(Goal of the exercise):
Copy every line of the data below word for word, omitting the pictures.

Stored dataset items
• • • • • • •

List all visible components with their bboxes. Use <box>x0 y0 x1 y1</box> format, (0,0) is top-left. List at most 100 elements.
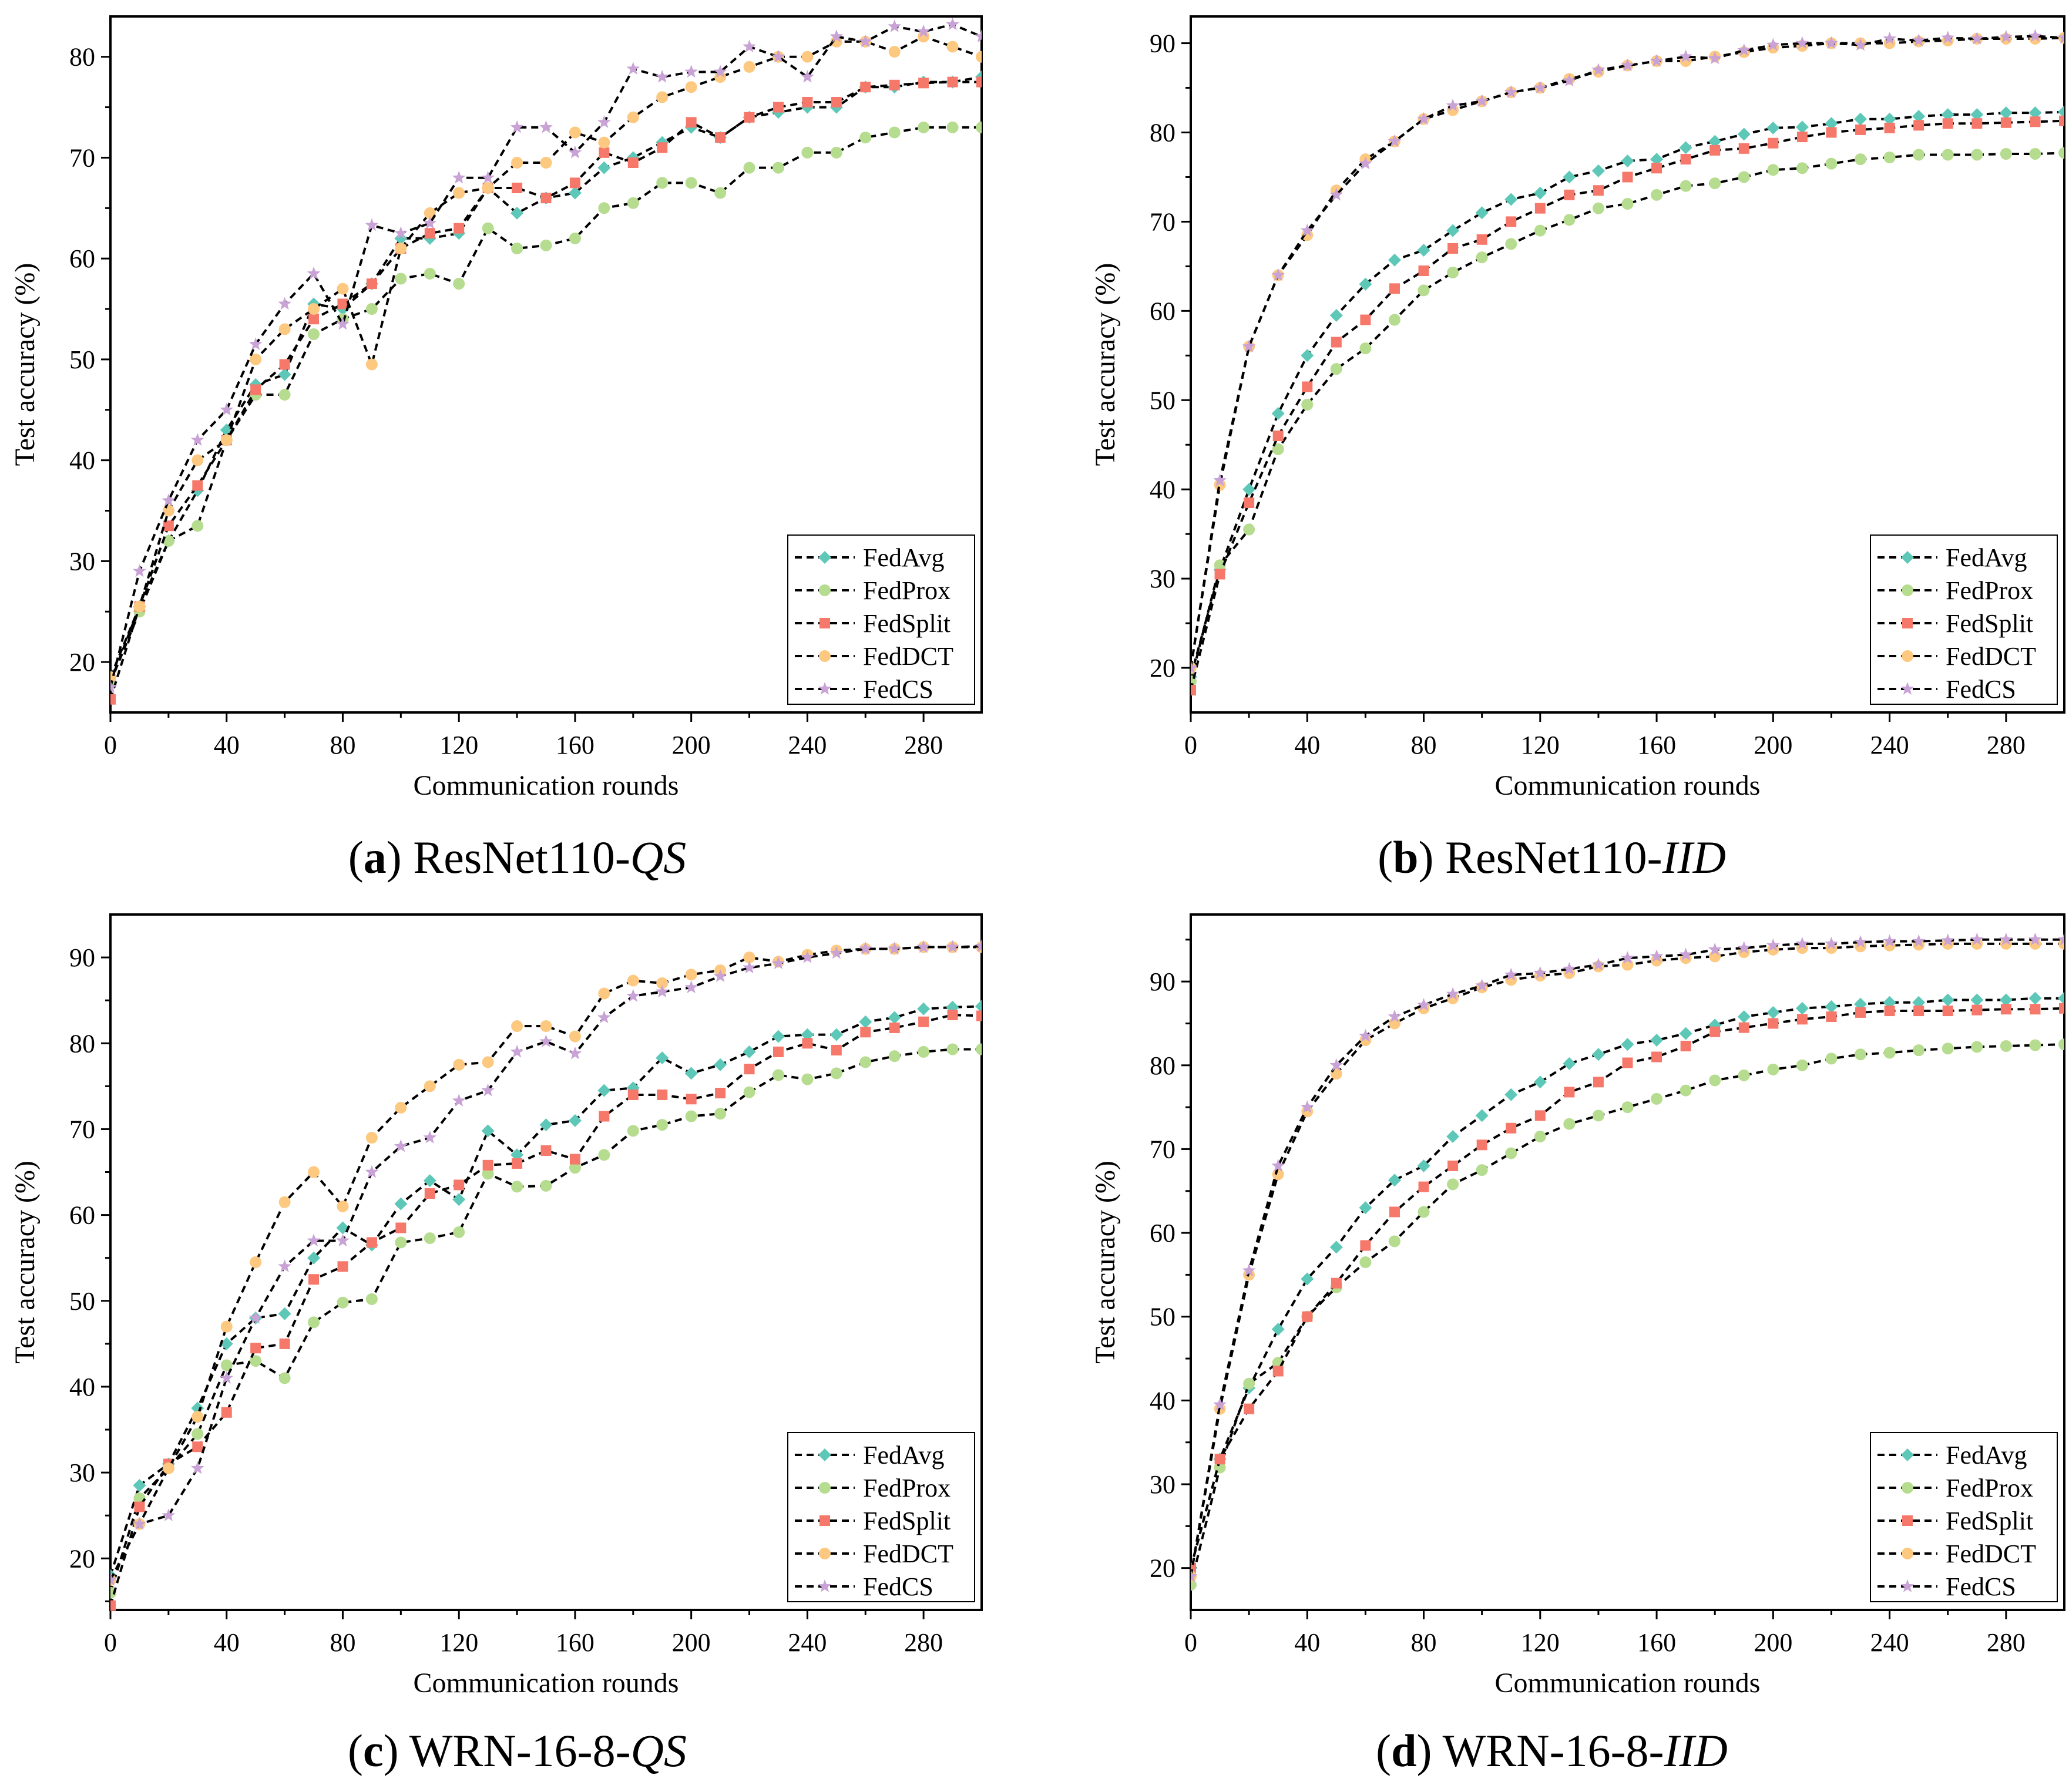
y-tick-label: 20 <box>1150 1554 1175 1583</box>
series-fedcs <box>110 939 982 1586</box>
data-point-fedavg <box>481 1124 495 1138</box>
y-tick-label: 50 <box>1150 1303 1175 1332</box>
data-point-fedsplit <box>657 142 668 153</box>
data-point-fedavg <box>917 1002 931 1016</box>
data-point-feddct <box>976 51 982 63</box>
legend-box <box>787 1432 975 1602</box>
data-point-fedprox <box>511 243 523 254</box>
data-point-fedsplit <box>744 112 755 123</box>
data-point-fedsplit <box>1738 1022 1749 1033</box>
data-point-fedcs <box>771 49 785 63</box>
data-point-fedavg <box>2028 991 2042 1005</box>
y-tick-label: 60 <box>69 244 95 273</box>
x-tick-label: 40 <box>1294 1628 1320 1657</box>
data-point-feddct <box>162 505 174 517</box>
data-point-fedcs <box>220 402 234 416</box>
data-point-feddct <box>598 136 610 149</box>
y-tick-label: 20 <box>1150 654 1175 682</box>
data-point-fedsplit <box>1564 1087 1575 1098</box>
x-tick-label: 280 <box>904 1628 943 1657</box>
legend-label: FedProx <box>863 1474 950 1502</box>
data-point-fedavg <box>278 1307 291 1320</box>
data-point-fedprox <box>162 535 174 547</box>
data-point-feddct <box>1301 1105 1314 1118</box>
data-point-fedprox <box>1913 1044 1925 1057</box>
x-tick-label: 200 <box>672 1628 711 1657</box>
data-point-fedcs <box>1912 33 1926 46</box>
data-point-fedsplit <box>1622 1057 1633 1068</box>
data-point-fedsplit <box>110 694 116 705</box>
data-point-fedcs <box>190 1461 204 1474</box>
data-point-fedprox <box>2029 147 2041 160</box>
data-point-fedsplit <box>831 96 842 107</box>
legend-label: FedSplit <box>863 1507 950 1535</box>
data-point-fedavg <box>1301 349 1314 362</box>
legend-label: FedAvg <box>1946 543 2027 572</box>
data-point-fedprox <box>918 121 930 133</box>
data-point-fedcs <box>1970 932 1984 946</box>
data-point-feddct <box>1767 943 1779 956</box>
x-tick-label: 40 <box>1294 731 1320 759</box>
data-point-fedprox <box>801 146 814 159</box>
data-point-fedprox <box>1505 238 1517 250</box>
legend-marker-fedavg <box>1901 551 1914 564</box>
data-point-fedprox <box>1563 1118 1576 1130</box>
data-point-fedavg <box>771 1030 785 1043</box>
legend-marker-feddct <box>819 1548 831 1559</box>
data-point-fedprox <box>1418 284 1430 297</box>
data-point-fedsplit <box>454 223 465 234</box>
data-point-fedavg <box>1621 154 1634 168</box>
y-axis-label: Test accuracy (%) <box>1090 263 1121 466</box>
data-point-fedsplit <box>1389 283 1400 294</box>
data-point-fedavg <box>1359 1201 1372 1215</box>
y-tick-label: 80 <box>69 43 95 72</box>
data-point-fedprox <box>1855 1048 1867 1061</box>
data-point-feddct <box>308 303 320 315</box>
data-point-fedsplit <box>512 182 523 193</box>
legend-label: FedProx <box>863 576 950 605</box>
data-point-fedcs <box>1533 80 1547 94</box>
data-point-fedsplit <box>395 1222 407 1233</box>
data-point-feddct <box>569 1030 581 1043</box>
data-point-fedcs <box>1417 112 1430 125</box>
caption-tag: d <box>1391 1725 1417 1776</box>
data-point-fedprox <box>453 278 465 290</box>
chart-panel-a: 0 40 80 120 160 200 240 280 20 30 40 50 60 70 80 Commun… <box>0 0 1034 896</box>
data-point-feddct <box>1825 942 1838 954</box>
y-tick-label: 30 <box>69 1458 95 1487</box>
data-point-fedavg <box>1766 121 1780 135</box>
legend-item-fedsplit: FedSplit <box>795 1507 950 1535</box>
legend-box <box>1870 1432 2058 1602</box>
data-point-fedavg <box>423 1174 436 1188</box>
series-fedsplit <box>1191 115 2064 696</box>
plot-frame <box>109 913 983 1611</box>
legend-marker-fedcs <box>1900 1579 1915 1592</box>
data-point-fedavg <box>1766 1006 1780 1019</box>
data-point-fedsplit <box>831 1044 842 1055</box>
data-point-fedcs <box>829 29 844 43</box>
data-point-fedavg <box>1999 993 2013 1007</box>
data-point-fedsplit <box>715 132 726 143</box>
data-point-fedavg <box>1970 993 1984 1007</box>
data-point-fedprox <box>1592 1110 1604 1122</box>
legend-label: FedAvg <box>1946 1441 2027 1470</box>
data-point-fedprox <box>888 126 901 139</box>
data-point-feddct <box>540 1020 552 1033</box>
data-point-fedcs <box>307 1233 321 1247</box>
data-point-fedsplit <box>627 157 639 169</box>
data-point-fedcs <box>1795 36 1809 49</box>
data-point-fedprox <box>2000 1040 2012 1052</box>
data-point-fedprox <box>424 267 436 280</box>
data-point-fedcs <box>1825 36 1838 49</box>
data-point-fedprox <box>598 1149 610 1161</box>
data-point-fedcs <box>1271 1159 1285 1172</box>
legend-label: FedCS <box>863 675 933 704</box>
data-point-fedprox <box>1534 224 1546 237</box>
series-fedsplit <box>1191 1003 2064 1574</box>
data-point-fedsplit <box>1709 144 1721 156</box>
data-point-fedsplit <box>1302 1311 1313 1322</box>
y-tick-label: 60 <box>69 1201 95 1230</box>
legend-label: FedSplit <box>1946 1507 2033 1535</box>
data-point-fedsplit <box>308 314 320 325</box>
legend-marker-feddct <box>1902 1548 1913 1559</box>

• • • • • • •

(Result of this task):
List all visible components with their bboxes. Use <box>x0 y0 x1 y1</box> format, (0,0) is top-left. List at most 100 elements.
y-tick-label: 20 <box>1150 1554 1175 1583</box>
series-fedcs <box>110 939 982 1586</box>
data-point-fedavg <box>481 1124 495 1138</box>
y-tick-label: 50 <box>1150 1303 1175 1332</box>
data-point-fedsplit <box>657 142 668 153</box>
data-point-fedavg <box>917 1002 931 1016</box>
data-point-feddct <box>976 51 982 63</box>
legend-box <box>787 1432 975 1602</box>
data-point-fedprox <box>511 243 523 254</box>
data-point-fedsplit <box>744 112 755 123</box>
data-point-fedsplit <box>1738 1022 1749 1033</box>
data-point-fedcs <box>771 49 785 63</box>
data-point-fedavg <box>2028 991 2042 1005</box>
y-tick-label: 60 <box>69 244 95 273</box>
x-tick-label: 40 <box>1294 1628 1320 1657</box>
data-point-feddct <box>162 505 174 517</box>
data-point-fedcs <box>220 402 234 416</box>
data-point-feddct <box>598 136 610 149</box>
y-tick-label: 20 <box>1150 654 1175 682</box>
data-point-fedsplit <box>1564 1087 1575 1098</box>
x-tick-label: 280 <box>904 1628 943 1657</box>
legend-label: FedProx <box>863 1474 950 1502</box>
data-point-fedavg <box>278 1307 291 1320</box>
data-point-fedprox <box>162 535 174 547</box>
data-point-feddct <box>1301 1105 1314 1118</box>
data-point-fedprox <box>1913 1044 1925 1057</box>
x-tick-label: 200 <box>672 1628 711 1657</box>
data-point-fedcs <box>1912 33 1926 46</box>
data-point-fedsplit <box>1622 1057 1633 1068</box>
data-point-fedsplit <box>110 694 116 705</box>
data-point-fedcs <box>190 1461 204 1474</box>
data-point-fedprox <box>2029 147 2041 160</box>
data-point-fedsplit <box>831 96 842 107</box>
legend-label: FedSplit <box>863 1507 950 1535</box>
data-point-fedavg <box>1301 349 1314 362</box>
legend-label: FedAvg <box>1946 543 2027 572</box>
data-point-fedprox <box>918 121 930 133</box>
data-point-fedcs <box>1970 932 1984 946</box>
data-point-feddct <box>1767 943 1779 956</box>
x-tick-label: 40 <box>1294 731 1320 759</box>
data-point-fedprox <box>801 146 814 159</box>
data-point-fedprox <box>1505 238 1517 250</box>
legend-marker-fedavg <box>1901 551 1914 564</box>
data-point-fedprox <box>1563 1118 1576 1130</box>
data-point-fedavg <box>771 1030 785 1043</box>
legend-marker-feddct <box>819 1548 831 1559</box>
data-point-fedprox <box>1418 284 1430 297</box>
data-point-fedsplit <box>454 223 465 234</box>
data-point-fedavg <box>1621 154 1634 168</box>
y-axis-label: Test accuracy (%) <box>1090 263 1121 466</box>
data-point-fedsplit <box>1389 283 1400 294</box>
data-point-fedavg <box>1359 1201 1372 1215</box>
y-tick-label: 80 <box>69 43 95 72</box>
data-point-fedprox <box>1855 1048 1867 1061</box>
data-point-feddct <box>308 303 320 315</box>
data-point-fedsplit <box>512 182 523 193</box>
legend-label: FedProx <box>863 576 950 605</box>
data-point-fedcs <box>1533 80 1547 94</box>
data-point-fedsplit <box>395 1222 407 1233</box>
data-point-feddct <box>569 1030 581 1043</box>
data-point-fedcs <box>1417 112 1430 125</box>
caption-tag: d <box>1391 1725 1417 1776</box>
data-point-fedprox <box>453 278 465 290</box>
chart-panel-a: 0 40 80 120 160 200 240 280 20 30 40 50 60 70 80 Commun… <box>0 0 1034 896</box>
data-point-feddct <box>1825 942 1838 954</box>
y-tick-label: 30 <box>69 1458 95 1487</box>
data-point-fedavg <box>1766 121 1780 135</box>
legend-item-fedsplit: FedSplit <box>795 1507 950 1535</box>
legend-box <box>1870 1432 2058 1602</box>
data-point-fedavg <box>423 1174 436 1188</box>
series-fedsplit <box>1191 115 2064 696</box>
plot-frame <box>109 913 983 1611</box>
legend-marker-fedcs <box>1900 1579 1915 1592</box>
data-point-fedavg <box>1766 1006 1780 1019</box>
data-point-fedsplit <box>831 1044 842 1055</box>
data-point-fedcs <box>829 29 844 43</box>
data-point-fedavg <box>1999 993 2013 1007</box>
data-point-fedsplit <box>715 132 726 143</box>
data-point-fedavg <box>1970 993 1984 1007</box>
data-point-fedprox <box>1592 1110 1604 1122</box>
legend-label: FedAvg <box>1946 1441 2027 1470</box>
data-point-fedprox <box>888 126 901 139</box>
data-point-feddct <box>540 1020 552 1033</box>
data-point-fedcs <box>307 1233 321 1247</box>
data-point-fedsplit <box>627 157 639 169</box>
data-point-fedcs <box>1795 36 1809 49</box>
data-point-fedprox <box>2000 1040 2012 1052</box>
data-point-fedprox <box>424 267 436 280</box>
data-point-fedcs <box>1825 36 1838 49</box>
data-point-fedprox <box>598 1149 610 1161</box>
data-point-fedcs <box>1271 1159 1285 1172</box>
legend-label: FedCS <box>863 675 933 704</box>
data-point-fedprox <box>1534 224 1546 237</box>
series-fedsplit <box>1191 1003 2064 1574</box>
data-point-fedsplit <box>1709 144 1721 156</box>
data-point-fedsplit <box>1302 1311 1313 1322</box>
y-tick-label: 60 <box>69 1201 95 1230</box>
legend-label: FedSplit <box>1946 1507 2033 1535</box>
data-point-fedsplit <box>308 314 320 325</box>
legend-marker-feddct <box>1902 1548 1913 1559</box>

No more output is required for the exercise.